(begin)

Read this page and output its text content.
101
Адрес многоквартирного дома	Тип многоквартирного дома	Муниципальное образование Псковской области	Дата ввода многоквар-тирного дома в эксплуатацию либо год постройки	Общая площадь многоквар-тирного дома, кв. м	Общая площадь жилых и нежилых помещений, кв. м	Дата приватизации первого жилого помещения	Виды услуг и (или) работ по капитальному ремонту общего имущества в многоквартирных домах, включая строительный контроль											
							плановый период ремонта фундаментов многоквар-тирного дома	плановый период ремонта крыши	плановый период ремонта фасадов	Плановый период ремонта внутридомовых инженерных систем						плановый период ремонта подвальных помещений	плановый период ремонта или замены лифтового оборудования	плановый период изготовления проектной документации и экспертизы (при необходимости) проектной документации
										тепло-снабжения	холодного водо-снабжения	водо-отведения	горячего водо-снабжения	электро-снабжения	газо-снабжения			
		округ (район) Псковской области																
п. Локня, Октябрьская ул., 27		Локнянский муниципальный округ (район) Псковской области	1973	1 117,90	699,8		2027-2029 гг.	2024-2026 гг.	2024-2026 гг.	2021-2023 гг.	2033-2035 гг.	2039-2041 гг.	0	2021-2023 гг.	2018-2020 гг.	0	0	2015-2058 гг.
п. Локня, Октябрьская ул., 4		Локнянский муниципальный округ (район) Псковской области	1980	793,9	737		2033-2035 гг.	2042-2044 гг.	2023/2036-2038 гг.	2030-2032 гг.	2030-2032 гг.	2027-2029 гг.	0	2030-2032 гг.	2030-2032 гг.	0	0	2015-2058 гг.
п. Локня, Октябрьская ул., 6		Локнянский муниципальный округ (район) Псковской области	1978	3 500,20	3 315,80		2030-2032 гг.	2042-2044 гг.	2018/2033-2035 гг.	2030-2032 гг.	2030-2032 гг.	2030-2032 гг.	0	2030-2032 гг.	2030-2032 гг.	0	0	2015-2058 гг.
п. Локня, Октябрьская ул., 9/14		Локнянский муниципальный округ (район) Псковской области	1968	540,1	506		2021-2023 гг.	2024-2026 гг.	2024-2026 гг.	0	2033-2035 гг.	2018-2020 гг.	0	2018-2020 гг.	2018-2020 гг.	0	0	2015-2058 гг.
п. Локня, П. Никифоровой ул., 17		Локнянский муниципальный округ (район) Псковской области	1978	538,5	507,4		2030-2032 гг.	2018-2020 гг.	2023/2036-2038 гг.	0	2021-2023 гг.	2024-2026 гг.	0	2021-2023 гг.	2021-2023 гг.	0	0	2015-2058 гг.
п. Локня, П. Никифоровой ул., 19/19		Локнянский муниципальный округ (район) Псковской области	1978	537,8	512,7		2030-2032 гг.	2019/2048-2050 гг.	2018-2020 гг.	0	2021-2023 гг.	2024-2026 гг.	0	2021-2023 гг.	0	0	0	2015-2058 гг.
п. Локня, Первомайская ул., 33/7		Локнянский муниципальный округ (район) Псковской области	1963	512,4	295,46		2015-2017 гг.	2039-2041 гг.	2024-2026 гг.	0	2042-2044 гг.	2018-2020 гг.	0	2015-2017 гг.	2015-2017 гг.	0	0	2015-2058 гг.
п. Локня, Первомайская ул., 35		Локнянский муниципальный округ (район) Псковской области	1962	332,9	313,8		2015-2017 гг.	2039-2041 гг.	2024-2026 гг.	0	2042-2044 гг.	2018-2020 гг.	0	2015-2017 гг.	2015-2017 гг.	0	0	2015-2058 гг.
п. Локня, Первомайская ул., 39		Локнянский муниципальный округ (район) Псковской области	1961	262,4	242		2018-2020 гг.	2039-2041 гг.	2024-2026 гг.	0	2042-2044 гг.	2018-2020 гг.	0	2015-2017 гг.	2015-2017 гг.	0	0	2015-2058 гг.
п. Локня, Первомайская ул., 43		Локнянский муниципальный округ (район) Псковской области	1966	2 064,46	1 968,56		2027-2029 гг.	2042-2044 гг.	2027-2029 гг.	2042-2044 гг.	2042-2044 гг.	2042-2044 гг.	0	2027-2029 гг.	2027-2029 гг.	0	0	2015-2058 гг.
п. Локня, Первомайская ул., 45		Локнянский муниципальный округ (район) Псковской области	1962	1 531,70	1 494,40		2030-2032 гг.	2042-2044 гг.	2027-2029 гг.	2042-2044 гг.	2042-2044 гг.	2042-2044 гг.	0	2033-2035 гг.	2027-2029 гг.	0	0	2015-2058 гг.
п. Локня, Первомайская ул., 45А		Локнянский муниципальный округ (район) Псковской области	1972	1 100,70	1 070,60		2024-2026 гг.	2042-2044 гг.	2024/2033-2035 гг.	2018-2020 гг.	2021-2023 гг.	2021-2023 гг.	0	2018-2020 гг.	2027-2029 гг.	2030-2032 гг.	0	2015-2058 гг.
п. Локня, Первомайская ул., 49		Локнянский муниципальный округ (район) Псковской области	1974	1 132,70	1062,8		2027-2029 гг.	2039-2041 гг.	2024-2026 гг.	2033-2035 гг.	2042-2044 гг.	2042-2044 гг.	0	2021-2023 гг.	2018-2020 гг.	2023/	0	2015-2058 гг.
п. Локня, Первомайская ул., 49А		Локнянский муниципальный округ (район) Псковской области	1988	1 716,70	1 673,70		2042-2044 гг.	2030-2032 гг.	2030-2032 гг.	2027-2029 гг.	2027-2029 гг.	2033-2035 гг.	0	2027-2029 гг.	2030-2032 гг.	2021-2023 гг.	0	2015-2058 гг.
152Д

(end)

* [TASK PROMPT] Collect, from the material above, every line containing the word "помещений".

* [RIGHT ANSWER]
Адрес многоквартирного дома	Тип многоквартирного дома	Муниципальное образование Псковской области	Дата ввода многоквар-тирного дома в эксплуатацию либо год постройки	Общая площадь многоквар-тирного дома, кв. м	Общая площадь жилых и нежилых помещений, кв. м	Дата приватизации первого жилого помещения	Виды услуг и (или) работ по капитальному ремонту общего имущества в многоквартирных домах, включая строительный контроль											
							плановый период ремонта фундаментов многоквар-тирного дома	плановый период ремонта крыши	плановый период ремонта фасадов	Плановый период ремонта внутридомовых инженерных систем						плановый период ремонта подвальных помещений	плановый период ремонта или замены лифтового оборудования	плановый период изготовления проектной документации и экспертизы (при необходимости) проектной документации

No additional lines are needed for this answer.